[WHAT YOU WILL DO]: Your task is to transcribe the records exactly, skipping every image.

[LISTED ENTRIES]:

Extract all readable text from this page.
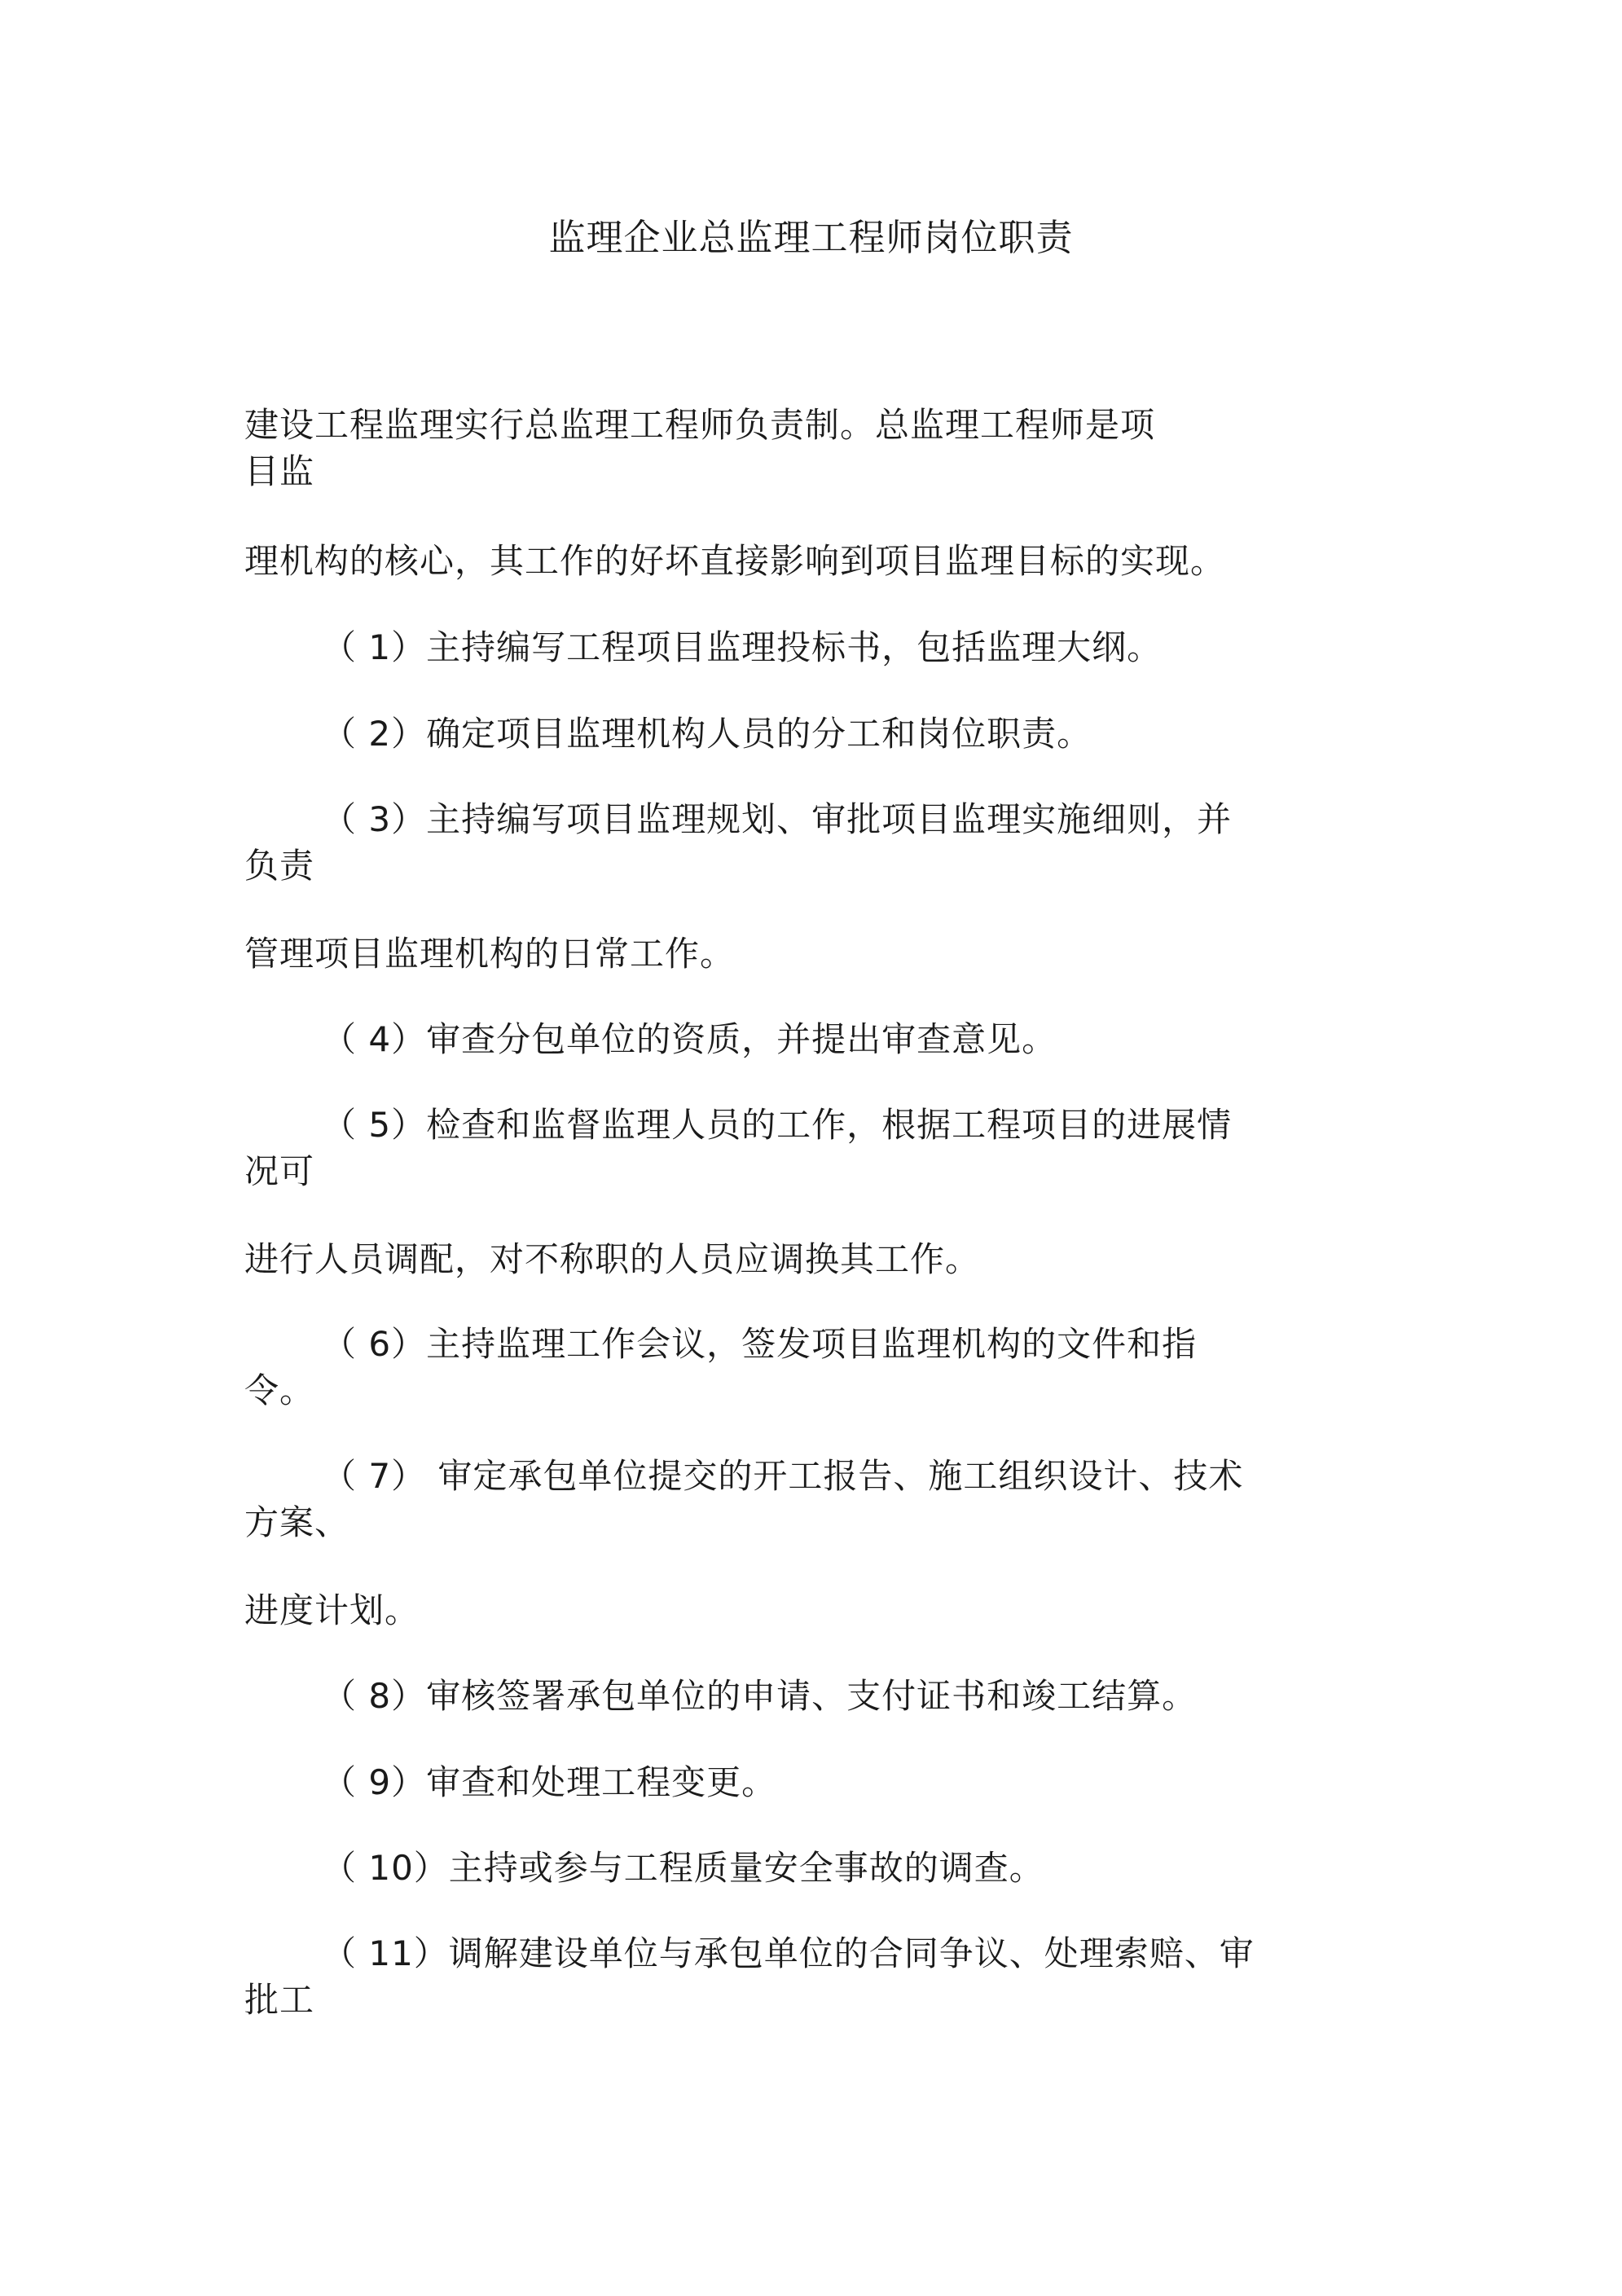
监理企业总监理工程师岗位职责
建设工程监理实行总监理工程师负责制。总监理工程师是项
目监
理机构的核心，其工作的好坏直接影响到项目监理目标的实现。
（ 1）主持编写工程项目监理投标书，包括监理大纲。
（ 2）确定项目监理机构人员的分工和岗位职责。
（ 3）主持编写项目监理规划、审批项目监理实施细则，并
负责
管理项目监理机构的日常工作。
（ 4）审查分包单位的资质，并提出审查意见。
（ 5）检查和监督监理人员的工作，根据工程项目的进展情
况可
进行人员调配，对不称职的人员应调换其工作。
（ 6）主持监理工作会议，签发项目监理机构的文件和指
令。
（ 7） 审定承包单位提交的开工报告、施工组织设计、技术
方案、
进度计划。
（ 8）审核签署承包单位的申请、支付证书和竣工结算。
（ 9）审查和处理工程变更。
（ 10）主持或参与工程质量安全事故的调查。
（ 11）调解建设单位与承包单位的合同争议、处理索赔、审
批工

[RESPONSE]:
Extract all readable text from this page.
监理企业总监理工程师岗位职责
建设工程监理实行总监理工程师负责制。总监理工程师是项
目监
理机构的核心，其工作的好坏直接影响到项目监理目标的实现。
（ 1）主持编写工程项目监理投标书，包括监理大纲。
（ 2）确定项目监理机构人员的分工和岗位职责。
（ 3）主持编写项目监理规划、审批项目监理实施细则，并
负责
管理项目监理机构的日常工作。
（ 4）审查分包单位的资质，并提出审查意见。
（ 5）检查和监督监理人员的工作，根据工程项目的进展情
况可
进行人员调配，对不称职的人员应调换其工作。
（ 6）主持监理工作会议，签发项目监理机构的文件和指
令。
（ 7） 审定承包单位提交的开工报告、施工组织设计、技术
方案、
进度计划。
（ 8）审核签署承包单位的申请、支付证书和竣工结算。
（ 9）审查和处理工程变更。
（ 10）主持或参与工程质量安全事故的调查。
（ 11）调解建设单位与承包单位的合同争议、处理索赔、审
批工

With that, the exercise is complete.